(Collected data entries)
::::::
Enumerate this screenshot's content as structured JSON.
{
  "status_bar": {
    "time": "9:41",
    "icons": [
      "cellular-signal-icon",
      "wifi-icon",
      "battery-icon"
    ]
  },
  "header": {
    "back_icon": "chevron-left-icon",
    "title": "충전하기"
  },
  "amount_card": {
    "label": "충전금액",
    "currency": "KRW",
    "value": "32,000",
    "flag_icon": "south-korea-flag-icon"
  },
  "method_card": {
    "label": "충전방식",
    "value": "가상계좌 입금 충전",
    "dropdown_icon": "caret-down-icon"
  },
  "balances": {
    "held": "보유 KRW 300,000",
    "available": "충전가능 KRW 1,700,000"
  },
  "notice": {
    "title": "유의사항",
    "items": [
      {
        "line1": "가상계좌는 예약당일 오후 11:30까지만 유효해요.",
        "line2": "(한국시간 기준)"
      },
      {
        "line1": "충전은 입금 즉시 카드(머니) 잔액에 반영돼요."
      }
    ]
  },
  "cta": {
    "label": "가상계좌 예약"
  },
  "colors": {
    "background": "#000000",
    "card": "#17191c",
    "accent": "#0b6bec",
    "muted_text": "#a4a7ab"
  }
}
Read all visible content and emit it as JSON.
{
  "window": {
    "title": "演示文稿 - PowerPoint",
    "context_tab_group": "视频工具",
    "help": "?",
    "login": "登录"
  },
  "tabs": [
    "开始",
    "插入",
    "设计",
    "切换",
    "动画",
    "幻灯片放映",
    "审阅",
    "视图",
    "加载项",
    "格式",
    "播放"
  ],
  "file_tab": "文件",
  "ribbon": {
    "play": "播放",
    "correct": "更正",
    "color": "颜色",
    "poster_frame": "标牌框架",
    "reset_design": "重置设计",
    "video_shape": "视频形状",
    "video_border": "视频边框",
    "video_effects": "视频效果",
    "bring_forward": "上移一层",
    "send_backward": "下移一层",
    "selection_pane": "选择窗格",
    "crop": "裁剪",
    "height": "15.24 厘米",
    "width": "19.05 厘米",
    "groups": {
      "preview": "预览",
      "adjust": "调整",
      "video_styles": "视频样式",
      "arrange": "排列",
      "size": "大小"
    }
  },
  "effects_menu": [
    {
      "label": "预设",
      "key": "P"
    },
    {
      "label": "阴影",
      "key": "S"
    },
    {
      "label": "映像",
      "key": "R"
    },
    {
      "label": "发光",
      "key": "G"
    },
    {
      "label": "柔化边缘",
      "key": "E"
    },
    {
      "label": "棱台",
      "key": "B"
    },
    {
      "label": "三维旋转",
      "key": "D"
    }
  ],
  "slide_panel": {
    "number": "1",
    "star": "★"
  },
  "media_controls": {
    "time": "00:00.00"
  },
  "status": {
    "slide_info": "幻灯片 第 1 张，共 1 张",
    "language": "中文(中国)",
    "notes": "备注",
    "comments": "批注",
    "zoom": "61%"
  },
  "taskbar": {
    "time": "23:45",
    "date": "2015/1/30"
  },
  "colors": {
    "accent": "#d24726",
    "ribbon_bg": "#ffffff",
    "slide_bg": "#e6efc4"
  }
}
::::::
*TASK OBJECTIVE*
Reproduce the records above exactly.

*WRITTEN ANSWER*
Enumerate this screenshot's content as structured JSON.
{
  "status_bar": {
    "time": "9:41",
    "icons": [
      "cellular-signal-icon",
      "wifi-icon",
      "battery-icon"
    ]
  },
  "header": {
    "back_icon": "chevron-left-icon",
    "title": "충전하기"
  },
  "amount_card": {
    "label": "충전금액",
    "currency": "KRW",
    "value": "32,000",
    "flag_icon": "south-korea-flag-icon"
  },
  "method_card": {
    "label": "충전방식",
    "value": "가상계좌 입금 충전",
    "dropdown_icon": "caret-down-icon"
  },
  "balances": {
    "held": "보유 KRW 300,000",
    "available": "충전가능 KRW 1,700,000"
  },
  "notice": {
    "title": "유의사항",
    "items": [
      {
        "line1": "가상계좌는 예약당일 오후 11:30까지만 유효해요.",
        "line2": "(한국시간 기준)"
      },
      {
        "line1": "충전은 입금 즉시 카드(머니) 잔액에 반영돼요."
      }
    ]
  },
  "cta": {
    "label": "가상계좌 예약"
  },
  "colors": {
    "background": "#000000",
    "card": "#17191c",
    "accent": "#0b6bec",
    "muted_text": "#a4a7ab"
  }
}
Read all visible content and emit it as JSON.
{
  "window": {
    "title": "演示文稿 - PowerPoint",
    "context_tab_group": "视频工具",
    "help": "?",
    "login": "登录"
  },
  "tabs": [
    "开始",
    "插入",
    "设计",
    "切换",
    "动画",
    "幻灯片放映",
    "审阅",
    "视图",
    "加载项",
    "格式",
    "播放"
  ],
  "file_tab": "文件",
  "ribbon": {
    "play": "播放",
    "correct": "更正",
    "color": "颜色",
    "poster_frame": "标牌框架",
    "reset_design": "重置设计",
    "video_shape": "视频形状",
    "video_border": "视频边框",
    "video_effects": "视频效果",
    "bring_forward": "上移一层",
    "send_backward": "下移一层",
    "selection_pane": "选择窗格",
    "crop": "裁剪",
    "height": "15.24 厘米",
    "width": "19.05 厘米",
    "groups": {
      "preview": "预览",
      "adjust": "调整",
      "video_styles": "视频样式",
      "arrange": "排列",
      "size": "大小"
    }
  },
  "effects_menu": [
    {
      "label": "预设",
      "key": "P"
    },
    {
      "label": "阴影",
      "key": "S"
    },
    {
      "label": "映像",
      "key": "R"
    },
    {
      "label": "发光",
      "key": "G"
    },
    {
      "label": "柔化边缘",
      "key": "E"
    },
    {
      "label": "棱台",
      "key": "B"
    },
    {
      "label": "三维旋转",
      "key": "D"
    }
  ],
  "slide_panel": {
    "number": "1",
    "star": "★"
  },
  "media_controls": {
    "time": "00:00.00"
  },
  "status": {
    "slide_info": "幻灯片 第 1 张，共 1 张",
    "language": "中文(中国)",
    "notes": "备注",
    "comments": "批注",
    "zoom": "61%"
  },
  "taskbar": {
    "time": "23:45",
    "date": "2015/1/30"
  },
  "colors": {
    "accent": "#d24726",
    "ribbon_bg": "#ffffff",
    "slide_bg": "#e6efc4"
  }
}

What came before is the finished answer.